• **Excerpted records**:

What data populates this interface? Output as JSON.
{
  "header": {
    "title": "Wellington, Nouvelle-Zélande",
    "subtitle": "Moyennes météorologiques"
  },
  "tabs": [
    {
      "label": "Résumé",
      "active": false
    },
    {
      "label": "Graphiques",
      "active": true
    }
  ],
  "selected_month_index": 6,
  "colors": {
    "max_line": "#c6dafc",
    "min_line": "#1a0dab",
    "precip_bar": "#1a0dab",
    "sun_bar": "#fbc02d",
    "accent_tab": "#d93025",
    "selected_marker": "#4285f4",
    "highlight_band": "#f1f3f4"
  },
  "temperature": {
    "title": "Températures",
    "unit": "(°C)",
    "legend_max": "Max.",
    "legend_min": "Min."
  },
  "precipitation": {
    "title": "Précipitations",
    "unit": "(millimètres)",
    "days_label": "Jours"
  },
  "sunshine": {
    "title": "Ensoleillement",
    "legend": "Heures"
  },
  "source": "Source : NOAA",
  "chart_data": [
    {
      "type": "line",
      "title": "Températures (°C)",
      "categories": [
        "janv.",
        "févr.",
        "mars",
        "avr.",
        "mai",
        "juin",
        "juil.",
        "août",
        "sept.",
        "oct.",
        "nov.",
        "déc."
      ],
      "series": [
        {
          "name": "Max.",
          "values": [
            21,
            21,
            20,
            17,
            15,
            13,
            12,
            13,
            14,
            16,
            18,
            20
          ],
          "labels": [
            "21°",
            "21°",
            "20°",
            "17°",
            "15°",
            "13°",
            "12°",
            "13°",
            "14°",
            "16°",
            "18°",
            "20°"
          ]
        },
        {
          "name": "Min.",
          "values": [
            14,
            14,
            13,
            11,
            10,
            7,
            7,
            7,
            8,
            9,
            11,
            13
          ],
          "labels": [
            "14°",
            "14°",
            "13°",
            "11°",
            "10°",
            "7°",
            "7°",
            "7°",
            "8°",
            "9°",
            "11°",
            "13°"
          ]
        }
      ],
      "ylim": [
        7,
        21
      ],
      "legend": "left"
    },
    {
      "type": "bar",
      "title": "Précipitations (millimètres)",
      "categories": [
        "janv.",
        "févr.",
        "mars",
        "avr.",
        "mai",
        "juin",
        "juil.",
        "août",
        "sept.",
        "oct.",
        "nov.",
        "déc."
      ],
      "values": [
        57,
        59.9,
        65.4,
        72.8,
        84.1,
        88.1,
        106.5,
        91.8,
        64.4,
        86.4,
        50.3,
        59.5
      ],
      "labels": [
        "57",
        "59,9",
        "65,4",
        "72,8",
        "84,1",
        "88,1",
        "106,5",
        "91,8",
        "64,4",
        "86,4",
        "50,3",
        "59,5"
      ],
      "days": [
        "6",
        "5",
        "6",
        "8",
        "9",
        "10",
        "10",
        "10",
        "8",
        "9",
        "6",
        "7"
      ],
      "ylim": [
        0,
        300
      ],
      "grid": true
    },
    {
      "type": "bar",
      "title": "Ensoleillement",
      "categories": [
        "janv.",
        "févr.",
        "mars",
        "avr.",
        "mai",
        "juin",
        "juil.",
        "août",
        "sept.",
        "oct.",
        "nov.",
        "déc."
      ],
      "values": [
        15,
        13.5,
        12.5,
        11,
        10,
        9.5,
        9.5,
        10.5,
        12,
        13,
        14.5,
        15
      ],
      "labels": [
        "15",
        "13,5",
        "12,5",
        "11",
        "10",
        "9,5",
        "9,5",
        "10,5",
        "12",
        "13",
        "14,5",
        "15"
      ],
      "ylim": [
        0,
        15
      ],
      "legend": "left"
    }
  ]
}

• **Written task**: Repeat the data precisely, reproducing every entry.

• **Full response**:
What data populates this interface? Output as JSON.
{
  "header": {
    "title": "Wellington, Nouvelle-Zélande",
    "subtitle": "Moyennes météorologiques"
  },
  "tabs": [
    {
      "label": "Résumé",
      "active": false
    },
    {
      "label": "Graphiques",
      "active": true
    }
  ],
  "selected_month_index": 6,
  "colors": {
    "max_line": "#c6dafc",
    "min_line": "#1a0dab",
    "precip_bar": "#1a0dab",
    "sun_bar": "#fbc02d",
    "accent_tab": "#d93025",
    "selected_marker": "#4285f4",
    "highlight_band": "#f1f3f4"
  },
  "temperature": {
    "title": "Températures",
    "unit": "(°C)",
    "legend_max": "Max.",
    "legend_min": "Min."
  },
  "precipitation": {
    "title": "Précipitations",
    "unit": "(millimètres)",
    "days_label": "Jours"
  },
  "sunshine": {
    "title": "Ensoleillement",
    "legend": "Heures"
  },
  "source": "Source : NOAA",
  "chart_data": [
    {
      "type": "line",
      "title": "Températures (°C)",
      "categories": [
        "janv.",
        "févr.",
        "mars",
        "avr.",
        "mai",
        "juin",
        "juil.",
        "août",
        "sept.",
        "oct.",
        "nov.",
        "déc."
      ],
      "series": [
        {
          "name": "Max.",
          "values": [
            21,
            21,
            20,
            17,
            15,
            13,
            12,
            13,
            14,
            16,
            18,
            20
          ],
          "labels": [
            "21°",
            "21°",
            "20°",
            "17°",
            "15°",
            "13°",
            "12°",
            "13°",
            "14°",
            "16°",
            "18°",
            "20°"
          ]
        },
        {
          "name": "Min.",
          "values": [
            14,
            14,
            13,
            11,
            10,
            7,
            7,
            7,
            8,
            9,
            11,
            13
          ],
          "labels": [
            "14°",
            "14°",
            "13°",
            "11°",
            "10°",
            "7°",
            "7°",
            "7°",
            "8°",
            "9°",
            "11°",
            "13°"
          ]
        }
      ],
      "ylim": [
        7,
        21
      ],
      "legend": "left"
    },
    {
      "type": "bar",
      "title": "Précipitations (millimètres)",
      "categories": [
        "janv.",
        "févr.",
        "mars",
        "avr.",
        "mai",
        "juin",
        "juil.",
        "août",
        "sept.",
        "oct.",
        "nov.",
        "déc."
      ],
      "values": [
        57,
        59.9,
        65.4,
        72.8,
        84.1,
        88.1,
        106.5,
        91.8,
        64.4,
        86.4,
        50.3,
        59.5
      ],
      "labels": [
        "57",
        "59,9",
        "65,4",
        "72,8",
        "84,1",
        "88,1",
        "106,5",
        "91,8",
        "64,4",
        "86,4",
        "50,3",
        "59,5"
      ],
      "days": [
        "6",
        "5",
        "6",
        "8",
        "9",
        "10",
        "10",
        "10",
        "8",
        "9",
        "6",
        "7"
      ],
      "ylim": [
        0,
        300
      ],
      "grid": true
    },
    {
      "type": "bar",
      "title": "Ensoleillement",
      "categories": [
        "janv.",
        "févr.",
        "mars",
        "avr.",
        "mai",
        "juin",
        "juil.",
        "août",
        "sept.",
        "oct.",
        "nov.",
        "déc."
      ],
      "values": [
        15,
        13.5,
        12.5,
        11,
        10,
        9.5,
        9.5,
        10.5,
        12,
        13,
        14.5,
        15
      ],
      "labels": [
        "15",
        "13,5",
        "12,5",
        "11",
        "10",
        "9,5",
        "9,5",
        "10,5",
        "12",
        "13",
        "14,5",
        "15"
      ],
      "ylim": [
        0,
        15
      ],
      "legend": "left"
    }
  ]
}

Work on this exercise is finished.